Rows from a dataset
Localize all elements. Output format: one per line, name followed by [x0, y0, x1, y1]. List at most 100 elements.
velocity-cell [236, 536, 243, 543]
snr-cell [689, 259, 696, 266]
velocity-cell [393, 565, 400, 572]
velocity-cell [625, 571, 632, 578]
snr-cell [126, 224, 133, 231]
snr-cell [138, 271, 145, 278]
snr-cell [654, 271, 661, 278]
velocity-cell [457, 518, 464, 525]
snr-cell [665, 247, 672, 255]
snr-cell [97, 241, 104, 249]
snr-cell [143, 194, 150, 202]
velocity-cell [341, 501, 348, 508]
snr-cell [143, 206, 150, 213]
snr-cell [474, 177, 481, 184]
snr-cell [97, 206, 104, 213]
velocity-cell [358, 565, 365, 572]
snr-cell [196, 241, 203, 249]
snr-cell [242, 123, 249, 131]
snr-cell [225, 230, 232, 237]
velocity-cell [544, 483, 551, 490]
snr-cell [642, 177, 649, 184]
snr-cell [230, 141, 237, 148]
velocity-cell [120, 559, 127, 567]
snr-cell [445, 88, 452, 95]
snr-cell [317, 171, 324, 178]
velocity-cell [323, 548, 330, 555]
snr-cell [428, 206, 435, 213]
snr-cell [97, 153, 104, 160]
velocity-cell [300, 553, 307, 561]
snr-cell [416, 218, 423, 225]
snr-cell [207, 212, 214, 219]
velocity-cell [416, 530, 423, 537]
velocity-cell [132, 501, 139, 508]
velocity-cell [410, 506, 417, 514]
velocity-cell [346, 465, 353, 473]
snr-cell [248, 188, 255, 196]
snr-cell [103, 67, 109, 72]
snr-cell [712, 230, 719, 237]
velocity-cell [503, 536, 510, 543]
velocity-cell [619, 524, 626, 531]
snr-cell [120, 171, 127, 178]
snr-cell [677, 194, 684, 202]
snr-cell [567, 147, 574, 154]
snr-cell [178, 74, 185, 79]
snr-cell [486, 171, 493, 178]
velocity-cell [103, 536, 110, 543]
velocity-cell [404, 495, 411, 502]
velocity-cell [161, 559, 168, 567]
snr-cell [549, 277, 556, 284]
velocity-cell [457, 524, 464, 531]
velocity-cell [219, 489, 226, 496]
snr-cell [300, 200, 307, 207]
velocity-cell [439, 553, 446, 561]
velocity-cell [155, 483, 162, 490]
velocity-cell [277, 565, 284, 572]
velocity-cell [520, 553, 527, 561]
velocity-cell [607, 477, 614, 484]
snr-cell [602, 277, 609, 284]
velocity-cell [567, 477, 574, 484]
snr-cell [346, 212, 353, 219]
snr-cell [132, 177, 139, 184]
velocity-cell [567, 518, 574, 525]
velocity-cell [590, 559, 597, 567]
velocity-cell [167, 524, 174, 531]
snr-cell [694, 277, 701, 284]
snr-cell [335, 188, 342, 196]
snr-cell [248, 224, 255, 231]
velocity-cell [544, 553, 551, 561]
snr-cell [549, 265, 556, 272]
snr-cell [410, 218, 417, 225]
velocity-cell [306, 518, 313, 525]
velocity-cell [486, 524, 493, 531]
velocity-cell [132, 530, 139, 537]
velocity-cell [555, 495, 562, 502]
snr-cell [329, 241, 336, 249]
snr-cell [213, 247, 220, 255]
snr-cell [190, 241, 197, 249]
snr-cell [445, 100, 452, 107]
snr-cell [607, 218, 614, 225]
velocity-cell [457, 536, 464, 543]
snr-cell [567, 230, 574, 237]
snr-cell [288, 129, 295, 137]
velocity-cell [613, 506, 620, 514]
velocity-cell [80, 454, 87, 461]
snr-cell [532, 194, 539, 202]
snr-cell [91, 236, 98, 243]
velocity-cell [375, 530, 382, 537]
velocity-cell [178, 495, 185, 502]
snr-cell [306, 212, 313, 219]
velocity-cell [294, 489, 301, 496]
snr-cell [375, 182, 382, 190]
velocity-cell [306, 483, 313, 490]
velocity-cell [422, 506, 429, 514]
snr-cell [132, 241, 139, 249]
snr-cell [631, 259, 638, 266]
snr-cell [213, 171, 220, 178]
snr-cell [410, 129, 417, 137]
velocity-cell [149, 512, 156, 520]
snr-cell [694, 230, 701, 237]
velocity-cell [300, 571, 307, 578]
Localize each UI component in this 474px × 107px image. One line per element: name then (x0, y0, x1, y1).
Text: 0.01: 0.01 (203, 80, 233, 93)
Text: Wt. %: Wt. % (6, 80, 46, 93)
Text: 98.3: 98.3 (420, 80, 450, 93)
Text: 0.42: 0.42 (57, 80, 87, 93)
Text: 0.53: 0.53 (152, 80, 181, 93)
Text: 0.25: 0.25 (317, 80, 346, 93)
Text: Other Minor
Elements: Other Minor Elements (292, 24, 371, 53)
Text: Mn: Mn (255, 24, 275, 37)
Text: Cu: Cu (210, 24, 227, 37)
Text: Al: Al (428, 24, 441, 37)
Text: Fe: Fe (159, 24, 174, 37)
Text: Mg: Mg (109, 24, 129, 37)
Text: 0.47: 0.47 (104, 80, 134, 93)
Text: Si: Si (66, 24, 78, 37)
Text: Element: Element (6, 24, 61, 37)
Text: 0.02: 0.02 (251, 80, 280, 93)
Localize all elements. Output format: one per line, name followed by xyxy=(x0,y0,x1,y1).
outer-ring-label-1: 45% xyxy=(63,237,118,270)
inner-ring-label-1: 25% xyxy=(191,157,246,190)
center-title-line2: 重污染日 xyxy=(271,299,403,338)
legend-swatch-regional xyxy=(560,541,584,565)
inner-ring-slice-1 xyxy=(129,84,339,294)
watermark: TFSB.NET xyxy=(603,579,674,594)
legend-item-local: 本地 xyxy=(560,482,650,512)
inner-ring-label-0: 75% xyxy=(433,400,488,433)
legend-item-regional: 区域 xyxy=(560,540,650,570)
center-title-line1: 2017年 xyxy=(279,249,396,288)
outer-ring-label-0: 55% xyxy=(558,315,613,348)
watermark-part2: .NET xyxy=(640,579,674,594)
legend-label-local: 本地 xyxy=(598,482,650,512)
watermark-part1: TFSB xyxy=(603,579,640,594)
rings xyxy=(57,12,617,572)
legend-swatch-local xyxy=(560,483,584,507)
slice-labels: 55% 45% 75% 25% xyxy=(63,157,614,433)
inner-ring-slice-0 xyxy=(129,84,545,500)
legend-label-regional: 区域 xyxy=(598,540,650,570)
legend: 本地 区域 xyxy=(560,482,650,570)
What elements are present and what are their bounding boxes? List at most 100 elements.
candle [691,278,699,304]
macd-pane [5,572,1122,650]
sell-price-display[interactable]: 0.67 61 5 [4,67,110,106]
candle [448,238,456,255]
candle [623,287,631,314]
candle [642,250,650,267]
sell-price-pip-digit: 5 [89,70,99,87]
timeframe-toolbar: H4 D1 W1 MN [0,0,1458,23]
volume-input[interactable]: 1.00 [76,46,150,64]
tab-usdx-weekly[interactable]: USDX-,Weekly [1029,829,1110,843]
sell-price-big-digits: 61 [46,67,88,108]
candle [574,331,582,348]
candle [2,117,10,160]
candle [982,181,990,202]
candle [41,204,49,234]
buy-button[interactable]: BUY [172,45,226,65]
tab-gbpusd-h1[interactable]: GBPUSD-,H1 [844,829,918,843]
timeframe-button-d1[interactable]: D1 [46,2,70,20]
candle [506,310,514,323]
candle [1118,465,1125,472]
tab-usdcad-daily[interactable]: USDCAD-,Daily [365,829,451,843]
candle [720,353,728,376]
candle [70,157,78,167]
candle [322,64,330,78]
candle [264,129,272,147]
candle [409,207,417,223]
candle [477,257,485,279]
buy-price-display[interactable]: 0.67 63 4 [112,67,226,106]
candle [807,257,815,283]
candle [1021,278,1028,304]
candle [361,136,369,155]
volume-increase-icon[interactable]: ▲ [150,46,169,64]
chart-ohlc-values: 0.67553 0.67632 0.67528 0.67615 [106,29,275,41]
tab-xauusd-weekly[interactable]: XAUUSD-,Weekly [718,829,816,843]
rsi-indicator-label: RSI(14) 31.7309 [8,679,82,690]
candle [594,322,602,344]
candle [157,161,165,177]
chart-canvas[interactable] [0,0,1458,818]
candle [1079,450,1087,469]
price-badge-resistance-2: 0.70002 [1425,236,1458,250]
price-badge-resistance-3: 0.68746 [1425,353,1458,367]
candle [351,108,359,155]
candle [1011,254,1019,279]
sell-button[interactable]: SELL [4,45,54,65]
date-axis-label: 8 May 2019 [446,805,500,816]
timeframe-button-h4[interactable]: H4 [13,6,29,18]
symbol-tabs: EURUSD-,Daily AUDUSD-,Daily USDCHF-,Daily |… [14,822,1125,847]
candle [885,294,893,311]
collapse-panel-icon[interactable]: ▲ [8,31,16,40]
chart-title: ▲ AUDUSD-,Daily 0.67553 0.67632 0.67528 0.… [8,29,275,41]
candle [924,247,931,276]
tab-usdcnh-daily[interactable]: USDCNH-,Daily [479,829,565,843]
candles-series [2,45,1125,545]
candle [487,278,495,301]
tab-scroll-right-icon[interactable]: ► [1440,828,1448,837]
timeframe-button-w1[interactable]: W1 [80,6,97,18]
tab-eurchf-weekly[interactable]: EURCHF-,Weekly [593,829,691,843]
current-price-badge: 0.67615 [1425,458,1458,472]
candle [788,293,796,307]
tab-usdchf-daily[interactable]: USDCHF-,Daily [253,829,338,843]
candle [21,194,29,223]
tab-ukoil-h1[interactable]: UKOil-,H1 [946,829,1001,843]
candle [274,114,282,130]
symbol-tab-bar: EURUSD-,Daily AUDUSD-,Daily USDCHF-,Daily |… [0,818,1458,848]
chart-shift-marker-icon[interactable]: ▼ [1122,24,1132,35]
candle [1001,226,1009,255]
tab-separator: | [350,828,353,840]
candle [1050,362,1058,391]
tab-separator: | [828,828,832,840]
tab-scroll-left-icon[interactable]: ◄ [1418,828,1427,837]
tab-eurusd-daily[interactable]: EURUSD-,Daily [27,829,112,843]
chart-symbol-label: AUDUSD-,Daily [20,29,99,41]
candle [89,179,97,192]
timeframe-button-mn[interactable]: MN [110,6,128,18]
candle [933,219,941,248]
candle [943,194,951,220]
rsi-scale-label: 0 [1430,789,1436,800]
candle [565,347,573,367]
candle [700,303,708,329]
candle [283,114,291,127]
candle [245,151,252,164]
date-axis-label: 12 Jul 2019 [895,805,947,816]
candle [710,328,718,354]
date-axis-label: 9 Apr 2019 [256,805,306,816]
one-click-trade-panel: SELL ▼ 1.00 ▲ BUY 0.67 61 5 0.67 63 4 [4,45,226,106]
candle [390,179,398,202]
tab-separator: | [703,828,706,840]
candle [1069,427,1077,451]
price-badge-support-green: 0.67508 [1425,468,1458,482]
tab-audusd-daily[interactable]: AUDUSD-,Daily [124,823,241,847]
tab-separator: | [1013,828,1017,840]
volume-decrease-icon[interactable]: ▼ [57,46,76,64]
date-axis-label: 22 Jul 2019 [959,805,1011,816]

§ **Exercise**:
Convert the rows into a Markdown table with the columns No. and Text, starting at the first line and ending at the line that contains "snr-cell [138, 271, 145, 278]". Give each line its own table row with its number, and leave out any blank lines.

§ **Response to the exercise**:
| No. | Text |
|---|---|
| 1 | Localize all elements. Output format: one per line, name followed by [x0, y0, x1, y1]. List at most 100 elements. |
| 2 | velocity-cell [236, 536, 243, 543] |
| 3 | snr-cell [689, 259, 696, 266] |
| 4 | velocity-cell [393, 565, 400, 572] |
| 5 | velocity-cell [625, 571, 632, 578] |
| 6 | snr-cell [126, 224, 133, 231] |
| 7 | snr-cell [138, 271, 145, 278] |